-- Start --

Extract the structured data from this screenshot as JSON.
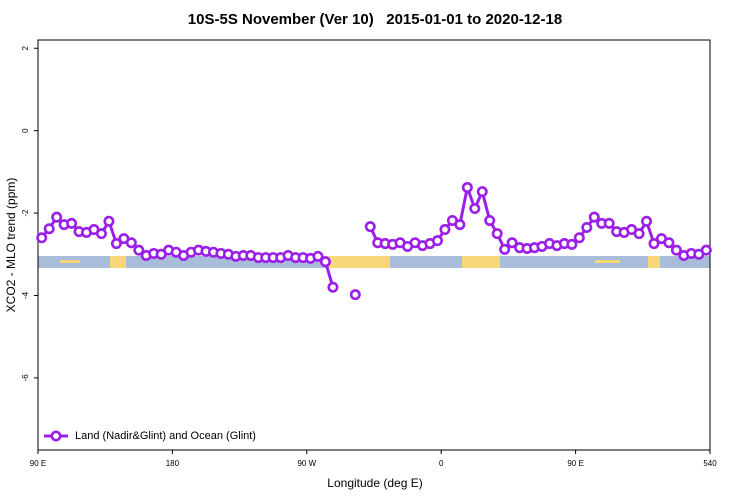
{
  "chart_data": {
    "type": "line",
    "title": "10S-5S November (Ver 10)   2015-01-01 to 2020-12-18",
    "xlabel": "Longitude (deg E)",
    "ylabel": "XCO2 - MLO trend (ppm)",
    "xlim": [
      90,
      540
    ],
    "ylim": [
      -7.75,
      2.2
    ],
    "xticks": [
      {
        "value": 90,
        "label": "90 E"
      },
      180,
      {
        "value": 270,
        "label": "90 W"
      },
      {
        "value": 360,
        "label": "0"
      },
      {
        "value": 450,
        "label": "90 E"
      },
      540
    ],
    "yticks": [
      -6,
      -4,
      -2,
      0,
      2
    ],
    "legend": "bottom-left",
    "x": [
      92.5,
      97.5,
      102.5,
      107.5,
      112.5,
      117.5,
      122.5,
      127.5,
      132.5,
      137.5,
      142.5,
      147.5,
      152.5,
      157.5,
      162.5,
      167.5,
      172.5,
      177.5,
      182.5,
      187.5,
      192.5,
      197.5,
      202.5,
      207.5,
      212.5,
      217.5,
      222.5,
      227.5,
      232.5,
      237.5,
      242.5,
      247.5,
      252.5,
      257.5,
      262.5,
      267.5,
      272.5,
      277.5,
      282.5,
      287.5,
      292.5,
      297.5,
      302.5,
      307.5,
      312.5,
      317.5,
      322.5,
      327.5,
      332.5,
      337.5,
      342.5,
      347.5,
      352.5,
      357.5,
      362.5,
      367.5,
      372.5,
      377.5,
      382.5,
      387.5,
      392.5,
      397.5,
      402.5,
      407.5,
      412.5,
      417.5,
      422.5,
      427.5,
      432.5,
      437.5,
      442.5,
      447.5,
      452.5,
      457.5,
      462.5,
      467.5,
      472.5,
      477.5,
      482.5,
      487.5,
      492.5,
      497.5,
      502.5,
      507.5,
      512.5,
      517.5,
      522.5,
      527.5,
      532.5,
      537.5
    ],
    "series": [
      {
        "name": "Land (Nadir&Glint) and Ocean (Glint)",
        "color": "#9b1fe8",
        "values": [
          -2.6,
          -2.38,
          -2.1,
          -2.28,
          -2.25,
          -2.45,
          -2.47,
          -2.4,
          -2.5,
          -2.2,
          -2.74,
          -2.62,
          -2.72,
          -2.9,
          -3.03,
          -2.98,
          -3.0,
          -2.9,
          -2.95,
          -3.03,
          -2.95,
          -2.9,
          -2.93,
          -2.95,
          -2.98,
          -3.0,
          -3.05,
          -3.03,
          -3.03,
          -3.08,
          -3.08,
          -3.08,
          -3.08,
          -3.03,
          -3.08,
          -3.08,
          -3.1,
          -3.05,
          -3.18,
          -3.8,
          null,
          null,
          -3.98,
          null,
          -2.33,
          -2.72,
          -2.74,
          -2.76,
          -2.72,
          -2.81,
          -2.72,
          -2.79,
          -2.74,
          -2.67,
          -2.4,
          -2.18,
          -2.28,
          -1.38,
          -1.89,
          -1.48,
          -2.18,
          -2.5,
          -2.88,
          -2.72,
          -2.84,
          -2.86,
          -2.84,
          -2.81,
          -2.74,
          -2.79,
          -2.74,
          -2.76,
          -2.6,
          -2.35,
          -2.1,
          -2.25,
          -2.25,
          -2.45,
          -2.47,
          -2.4,
          -2.5,
          -2.2,
          -2.74,
          -2.62,
          -2.72,
          -2.9,
          -3.03,
          -2.98,
          -3.0,
          -2.9
        ]
      }
    ]
  }
}
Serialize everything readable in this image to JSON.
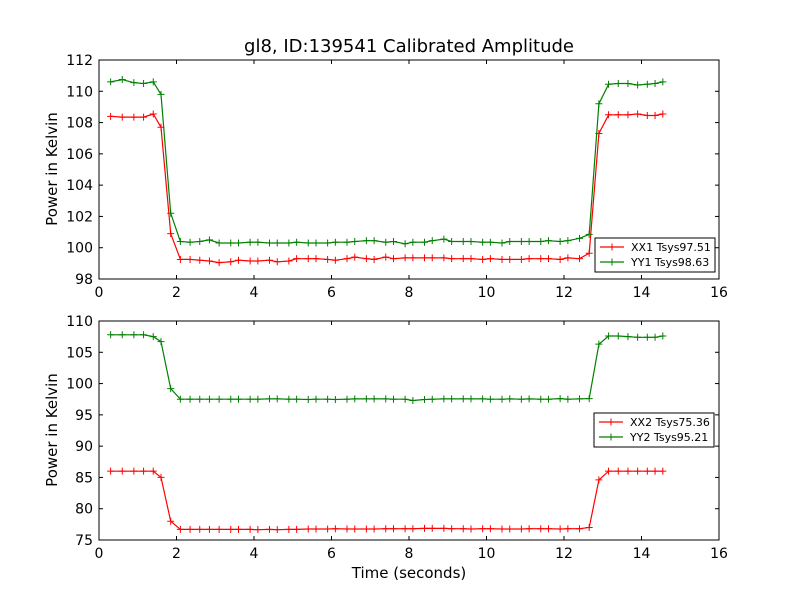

-- End --

◆ Directions ◆
Your task is to set down the records shown above exactly, minus any pictures.

◆ Correct response ◆
Extract the structured data from this screenshot as JSON.
{
  "chart_data": {
    "type": "line",
    "title": "10S-5S November (Ver 10)   2015-01-01 to 2020-12-18",
    "xlabel": "Longitude (deg E)",
    "ylabel": "XCO2 - MLO trend (ppm)",
    "xlim": [
      90,
      540
    ],
    "ylim": [
      -7.75,
      2.2
    ],
    "xticks": [
      {
        "value": 90,
        "label": "90 E"
      },
      180,
      {
        "value": 270,
        "label": "90 W"
      },
      {
        "value": 360,
        "label": "0"
      },
      {
        "value": 450,
        "label": "90 E"
      },
      540
    ],
    "yticks": [
      -6,
      -4,
      -2,
      0,
      2
    ],
    "legend": "bottom-left",
    "x": [
      92.5,
      97.5,
      102.5,
      107.5,
      112.5,
      117.5,
      122.5,
      127.5,
      132.5,
      137.5,
      142.5,
      147.5,
      152.5,
      157.5,
      162.5,
      167.5,
      172.5,
      177.5,
      182.5,
      187.5,
      192.5,
      197.5,
      202.5,
      207.5,
      212.5,
      217.5,
      222.5,
      227.5,
      232.5,
      237.5,
      242.5,
      247.5,
      252.5,
      257.5,
      262.5,
      267.5,
      272.5,
      277.5,
      282.5,
      287.5,
      292.5,
      297.5,
      302.5,
      307.5,
      312.5,
      317.5,
      322.5,
      327.5,
      332.5,
      337.5,
      342.5,
      347.5,
      352.5,
      357.5,
      362.5,
      367.5,
      372.5,
      377.5,
      382.5,
      387.5,
      392.5,
      397.5,
      402.5,
      407.5,
      412.5,
      417.5,
      422.5,
      427.5,
      432.5,
      437.5,
      442.5,
      447.5,
      452.5,
      457.5,
      462.5,
      467.5,
      472.5,
      477.5,
      482.5,
      487.5,
      492.5,
      497.5,
      502.5,
      507.5,
      512.5,
      517.5,
      522.5,
      527.5,
      532.5,
      537.5
    ],
    "series": [
      {
        "name": "Land (Nadir&Glint) and Ocean (Glint)",
        "color": "#9b1fe8",
        "values": [
          -2.6,
          -2.38,
          -2.1,
          -2.28,
          -2.25,
          -2.45,
          -2.47,
          -2.4,
          -2.5,
          -2.2,
          -2.74,
          -2.62,
          -2.72,
          -2.9,
          -3.03,
          -2.98,
          -3.0,
          -2.9,
          -2.95,
          -3.03,
          -2.95,
          -2.9,
          -2.93,
          -2.95,
          -2.98,
          -3.0,
          -3.05,
          -3.03,
          -3.03,
          -3.08,
          -3.08,
          -3.08,
          -3.08,
          -3.03,
          -3.08,
          -3.08,
          -3.1,
          -3.05,
          -3.18,
          -3.8,
          null,
          null,
          -3.98,
          null,
          -2.33,
          -2.72,
          -2.74,
          -2.76,
          -2.72,
          -2.81,
          -2.72,
          -2.79,
          -2.74,
          -2.67,
          -2.4,
          -2.18,
          -2.28,
          -1.38,
          -1.89,
          -1.48,
          -2.18,
          -2.5,
          -2.88,
          -2.72,
          -2.84,
          -2.86,
          -2.84,
          -2.81,
          -2.74,
          -2.79,
          -2.74,
          -2.76,
          -2.6,
          -2.35,
          -2.1,
          -2.25,
          -2.25,
          -2.45,
          -2.47,
          -2.4,
          -2.5,
          -2.2,
          -2.74,
          -2.62,
          -2.72,
          -2.9,
          -3.03,
          -2.98,
          -3.0,
          -2.9
        ]
      }
    ]
  }
}
Serialize everything readable in this image to JSON.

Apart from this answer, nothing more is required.